## What to do
Scan the data. Collect each line that contains the word "screenshot".

▼▼▼

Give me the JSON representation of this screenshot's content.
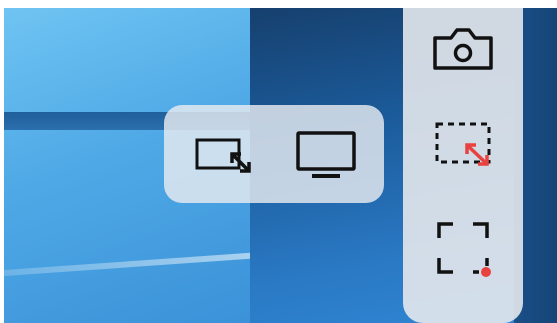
{
  "panel": {
    "mode_buttons": [
      {
        "name": "window-resize-mode",
        "icon": "window-resize-icon"
      },
      {
        "name": "monitor-mode",
        "icon": "monitor-icon"
      }
    ],
    "side_buttons": [
      {
        "name": "screenshot",
        "icon": "camera-icon"
      },
      {
        "name": "region-capture",
        "icon": "region-expand-icon"
      },
      {
        "name": "fullscreen-capture",
        "icon": "fullscreen-corners-icon"
      }
    ]
  },
  "colors": {
    "icon": "#111111",
    "accent": "#e8413f"
  }
}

▲▲▲

## Complete answer
Give me the JSON representation of this screenshot's content.
        "name": "screenshot",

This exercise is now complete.